Sabbath's line-up was in flux before the recording of Heaven and Hell. The band replaced its vocalist, and drummer Bill Ward was battling personal issues that would see him eventually leave the band. Demos for the album featured Geoff Nicholls on bass, as longtime bassist Geezer Butler was going through a divorce and his future with the band was in question.[3] In fact, when Dio joined the band he doubled as bassist and vocalist,[2] having played bass in the band Elf in the early 1970s. At one point Iommi contacted close friend Frank Zappa for help finding a bassist[2]. Zappa offered his bassist for the Heaven and Hell sessions but Iommi preferred a permanent member.[2] Eventually Butler returned and Nicholls stayed on as the band's unofficial keyboardist.[3]

Former Elf and Rainbow bassist Craig Gruber also rehearsed with the band, though the extent of his involvement is unclear. In a 1996 interview, Iommi stated that Gruber participated only "for a bit".[5] Gruber has stated that his contribution was more substantial; he says he cowrote most of Heaven and Hell's songs and that it was he and not Butler who played bass on the album.[6] Despite not being credited for his contributions, Gruber asserted, "We came to a suitable financial arrangement".[6] Iommi stated in his 2011 autobiography that Gruber recorded all the bass parts on Heaven and Hell, but that Butler rerecorded the parts upon his return, without listening to Gruber's bass tracks.

What you will do →
1. Decide whether each statement agrees with the passage on the Heaven and Hell line-up, answering yes or no and quoting the words that settle it: (a) Iommi accepted Zappa's offer of his bassist; (b) Dio had played bass in Elf; (c) Nicholls left the band once Butler returned.
2. According to the passage on the Heaven and Hell line-up, in what year did Iommi give the interview where he said Gruber took part only "for a bit"?
3. Proceed with the passage on the Heaven and Hell line-up, picking up after its final sentence.

Recorded data →

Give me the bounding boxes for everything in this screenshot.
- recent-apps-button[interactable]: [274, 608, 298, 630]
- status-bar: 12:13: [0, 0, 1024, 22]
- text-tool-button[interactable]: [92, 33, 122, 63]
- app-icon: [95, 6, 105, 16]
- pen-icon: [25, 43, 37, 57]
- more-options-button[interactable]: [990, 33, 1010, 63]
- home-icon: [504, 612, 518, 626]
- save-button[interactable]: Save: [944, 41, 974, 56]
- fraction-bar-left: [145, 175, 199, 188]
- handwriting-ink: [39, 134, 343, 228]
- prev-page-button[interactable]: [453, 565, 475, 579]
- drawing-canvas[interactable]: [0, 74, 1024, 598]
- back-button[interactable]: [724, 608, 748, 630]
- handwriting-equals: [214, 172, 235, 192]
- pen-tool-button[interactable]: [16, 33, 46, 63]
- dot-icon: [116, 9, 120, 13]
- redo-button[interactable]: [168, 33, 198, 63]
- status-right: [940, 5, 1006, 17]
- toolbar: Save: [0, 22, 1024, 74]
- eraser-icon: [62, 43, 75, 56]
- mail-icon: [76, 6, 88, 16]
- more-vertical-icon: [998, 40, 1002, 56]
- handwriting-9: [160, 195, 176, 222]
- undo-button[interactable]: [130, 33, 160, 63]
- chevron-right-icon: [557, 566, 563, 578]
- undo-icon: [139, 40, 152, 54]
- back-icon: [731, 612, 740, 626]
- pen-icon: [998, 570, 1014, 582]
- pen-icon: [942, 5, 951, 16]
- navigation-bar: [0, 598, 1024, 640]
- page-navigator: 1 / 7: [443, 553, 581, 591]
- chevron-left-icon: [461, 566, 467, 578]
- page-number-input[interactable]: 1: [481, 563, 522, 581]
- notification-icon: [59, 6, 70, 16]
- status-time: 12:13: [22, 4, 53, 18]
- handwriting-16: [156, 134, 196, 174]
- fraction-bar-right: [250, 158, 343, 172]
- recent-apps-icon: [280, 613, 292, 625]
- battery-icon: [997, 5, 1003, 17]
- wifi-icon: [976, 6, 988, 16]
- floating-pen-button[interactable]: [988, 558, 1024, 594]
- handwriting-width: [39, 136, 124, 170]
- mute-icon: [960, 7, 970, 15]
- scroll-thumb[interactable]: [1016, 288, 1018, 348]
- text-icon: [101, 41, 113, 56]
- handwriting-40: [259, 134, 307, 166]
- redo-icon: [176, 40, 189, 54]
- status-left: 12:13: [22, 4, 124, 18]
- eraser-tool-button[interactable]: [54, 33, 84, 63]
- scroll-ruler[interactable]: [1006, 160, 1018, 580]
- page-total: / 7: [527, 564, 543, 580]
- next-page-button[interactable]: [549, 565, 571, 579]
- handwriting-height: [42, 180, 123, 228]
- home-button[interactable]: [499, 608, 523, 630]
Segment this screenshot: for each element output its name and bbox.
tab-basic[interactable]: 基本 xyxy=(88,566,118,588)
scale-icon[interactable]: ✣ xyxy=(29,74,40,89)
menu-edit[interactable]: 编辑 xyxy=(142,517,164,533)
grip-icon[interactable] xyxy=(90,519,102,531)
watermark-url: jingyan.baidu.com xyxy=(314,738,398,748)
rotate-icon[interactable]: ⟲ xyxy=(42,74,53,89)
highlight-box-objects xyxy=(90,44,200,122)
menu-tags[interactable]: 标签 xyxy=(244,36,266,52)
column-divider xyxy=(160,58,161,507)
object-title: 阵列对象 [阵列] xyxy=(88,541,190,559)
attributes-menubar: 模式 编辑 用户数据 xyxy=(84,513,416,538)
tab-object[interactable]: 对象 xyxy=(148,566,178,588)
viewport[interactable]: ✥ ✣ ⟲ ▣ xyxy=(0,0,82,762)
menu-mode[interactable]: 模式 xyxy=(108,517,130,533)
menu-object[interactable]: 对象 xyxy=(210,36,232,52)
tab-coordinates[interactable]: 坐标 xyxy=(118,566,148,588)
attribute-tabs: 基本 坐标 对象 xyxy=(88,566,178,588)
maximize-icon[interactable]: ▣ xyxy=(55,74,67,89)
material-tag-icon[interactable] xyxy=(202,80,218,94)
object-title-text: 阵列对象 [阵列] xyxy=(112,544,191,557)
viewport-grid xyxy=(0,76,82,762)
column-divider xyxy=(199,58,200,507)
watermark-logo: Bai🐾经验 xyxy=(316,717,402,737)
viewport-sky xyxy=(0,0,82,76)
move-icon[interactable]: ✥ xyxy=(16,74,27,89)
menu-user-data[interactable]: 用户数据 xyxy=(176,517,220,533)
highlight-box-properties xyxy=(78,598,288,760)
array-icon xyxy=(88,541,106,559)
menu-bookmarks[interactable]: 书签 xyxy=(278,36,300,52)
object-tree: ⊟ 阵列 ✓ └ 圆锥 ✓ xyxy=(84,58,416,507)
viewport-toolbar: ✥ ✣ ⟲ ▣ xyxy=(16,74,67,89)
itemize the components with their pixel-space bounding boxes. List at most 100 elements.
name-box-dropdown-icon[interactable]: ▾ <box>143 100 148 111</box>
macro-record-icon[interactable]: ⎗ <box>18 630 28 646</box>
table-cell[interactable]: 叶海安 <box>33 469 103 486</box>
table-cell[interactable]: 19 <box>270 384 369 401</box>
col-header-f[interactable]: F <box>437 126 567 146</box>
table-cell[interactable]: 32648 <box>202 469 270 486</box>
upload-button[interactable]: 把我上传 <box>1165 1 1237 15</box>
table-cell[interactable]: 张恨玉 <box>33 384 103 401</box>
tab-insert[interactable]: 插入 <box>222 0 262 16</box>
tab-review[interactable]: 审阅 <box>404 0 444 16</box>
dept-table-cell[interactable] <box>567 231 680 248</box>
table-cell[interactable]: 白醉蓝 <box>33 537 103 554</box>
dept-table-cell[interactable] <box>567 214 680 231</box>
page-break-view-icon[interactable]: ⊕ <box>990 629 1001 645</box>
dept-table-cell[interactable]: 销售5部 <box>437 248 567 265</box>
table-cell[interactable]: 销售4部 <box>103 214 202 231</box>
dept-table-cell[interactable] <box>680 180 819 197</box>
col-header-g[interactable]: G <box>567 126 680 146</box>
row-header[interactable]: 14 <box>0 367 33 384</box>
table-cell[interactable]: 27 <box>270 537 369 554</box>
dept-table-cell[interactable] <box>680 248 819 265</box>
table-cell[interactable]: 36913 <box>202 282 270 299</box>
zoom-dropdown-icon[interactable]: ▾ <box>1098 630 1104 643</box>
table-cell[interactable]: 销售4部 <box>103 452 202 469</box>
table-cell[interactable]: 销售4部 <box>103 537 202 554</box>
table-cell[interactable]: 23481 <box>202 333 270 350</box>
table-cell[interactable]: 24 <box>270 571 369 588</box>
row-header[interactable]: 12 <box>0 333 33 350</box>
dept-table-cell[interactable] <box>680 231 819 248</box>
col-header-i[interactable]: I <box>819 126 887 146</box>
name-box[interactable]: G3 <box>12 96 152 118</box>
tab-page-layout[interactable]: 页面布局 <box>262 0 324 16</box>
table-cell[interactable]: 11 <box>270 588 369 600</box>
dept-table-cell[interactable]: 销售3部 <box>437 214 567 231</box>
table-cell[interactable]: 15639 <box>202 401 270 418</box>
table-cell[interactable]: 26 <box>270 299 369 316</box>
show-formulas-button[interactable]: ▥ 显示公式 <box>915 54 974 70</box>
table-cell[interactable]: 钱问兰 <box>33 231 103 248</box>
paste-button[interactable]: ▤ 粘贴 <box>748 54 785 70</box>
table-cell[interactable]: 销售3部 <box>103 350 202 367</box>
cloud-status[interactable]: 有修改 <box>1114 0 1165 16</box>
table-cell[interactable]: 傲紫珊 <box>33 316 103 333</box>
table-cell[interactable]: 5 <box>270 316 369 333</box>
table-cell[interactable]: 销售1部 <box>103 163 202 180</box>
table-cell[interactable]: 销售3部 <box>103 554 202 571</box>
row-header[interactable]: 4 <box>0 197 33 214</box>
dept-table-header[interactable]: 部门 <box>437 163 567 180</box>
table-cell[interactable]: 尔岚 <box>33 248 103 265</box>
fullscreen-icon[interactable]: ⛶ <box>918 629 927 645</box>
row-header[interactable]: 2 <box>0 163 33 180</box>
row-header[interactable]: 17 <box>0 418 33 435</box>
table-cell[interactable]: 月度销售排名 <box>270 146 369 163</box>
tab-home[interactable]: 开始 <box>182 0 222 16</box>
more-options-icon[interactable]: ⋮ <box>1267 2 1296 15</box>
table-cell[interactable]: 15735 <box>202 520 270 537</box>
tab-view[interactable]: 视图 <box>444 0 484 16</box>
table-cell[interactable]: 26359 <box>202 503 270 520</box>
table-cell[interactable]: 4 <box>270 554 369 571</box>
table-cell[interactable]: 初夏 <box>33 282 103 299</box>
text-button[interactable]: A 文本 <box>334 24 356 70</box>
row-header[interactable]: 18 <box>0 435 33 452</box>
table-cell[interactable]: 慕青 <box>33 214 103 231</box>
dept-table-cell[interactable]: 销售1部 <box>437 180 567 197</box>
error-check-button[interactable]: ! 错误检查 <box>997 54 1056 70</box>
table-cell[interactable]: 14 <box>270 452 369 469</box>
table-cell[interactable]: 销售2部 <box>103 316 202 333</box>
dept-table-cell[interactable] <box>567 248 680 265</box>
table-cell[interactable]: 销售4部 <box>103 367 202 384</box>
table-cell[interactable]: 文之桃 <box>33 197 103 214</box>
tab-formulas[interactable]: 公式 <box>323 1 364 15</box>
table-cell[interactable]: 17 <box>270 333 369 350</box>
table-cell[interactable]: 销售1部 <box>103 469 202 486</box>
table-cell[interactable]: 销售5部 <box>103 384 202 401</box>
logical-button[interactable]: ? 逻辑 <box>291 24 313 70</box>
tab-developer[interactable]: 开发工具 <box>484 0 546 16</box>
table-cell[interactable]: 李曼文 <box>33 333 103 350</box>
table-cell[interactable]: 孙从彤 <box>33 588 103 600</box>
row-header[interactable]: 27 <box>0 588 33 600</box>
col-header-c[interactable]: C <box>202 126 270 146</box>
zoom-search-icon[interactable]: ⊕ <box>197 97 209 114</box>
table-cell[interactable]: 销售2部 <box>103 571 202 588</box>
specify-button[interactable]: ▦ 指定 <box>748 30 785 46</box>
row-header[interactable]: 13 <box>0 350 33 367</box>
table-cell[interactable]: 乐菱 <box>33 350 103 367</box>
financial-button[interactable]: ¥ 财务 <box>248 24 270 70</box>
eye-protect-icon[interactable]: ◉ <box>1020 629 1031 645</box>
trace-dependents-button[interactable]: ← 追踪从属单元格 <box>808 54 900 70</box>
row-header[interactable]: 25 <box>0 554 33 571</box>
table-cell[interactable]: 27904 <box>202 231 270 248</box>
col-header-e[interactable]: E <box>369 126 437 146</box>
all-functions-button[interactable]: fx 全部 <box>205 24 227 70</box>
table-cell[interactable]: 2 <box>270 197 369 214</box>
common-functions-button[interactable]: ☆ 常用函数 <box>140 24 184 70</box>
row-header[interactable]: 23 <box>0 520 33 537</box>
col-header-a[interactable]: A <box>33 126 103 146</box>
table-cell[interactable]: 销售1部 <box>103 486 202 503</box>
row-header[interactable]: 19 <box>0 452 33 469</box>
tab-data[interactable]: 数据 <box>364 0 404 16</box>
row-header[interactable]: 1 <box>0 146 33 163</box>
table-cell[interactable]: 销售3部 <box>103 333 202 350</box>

Answers for this exercise →
1.
(a) No: "Zappa offered his bassist for the Heaven and Hell sessions but Iommi preferred a permanent member."
(b) Yes: "having played bass in the band Elf in the early 1970s"
(c) No: "Eventually Butler returned and Nicholls stayed on as the band's unofficial keyboardist."

2. 1996

3.
Black Sabbath performing in Cardiff in 1981

Heaven and Hell was recorded at Miami's Criteria Studios (in which the band recorded Technical Ecstasy) and Studio Ferber in Paris. Dio suggested the band hire producer Martin Birch.[3] Birch was Sabbath's first outside producer since 1971's Master of Reality; Iommi had primarily produced the albums since then.[2] Iommi stated that the band felt that they were creating something special. In his memoir, he wrote, "Ozzy would sing with the riff. Just listen to 'Iron Man' and you'll catch my drift: his vocal melody line copies the melody of the music. There was nothing wrong with that, but Ronnie liked singing across the riff instead of with it, come up with a melody that was different from that of the music, which musically opens a lot more doors. I don't want to sound like I'm knocking Ozzy, but Ronnie's approach opened up a new way for me to think ..."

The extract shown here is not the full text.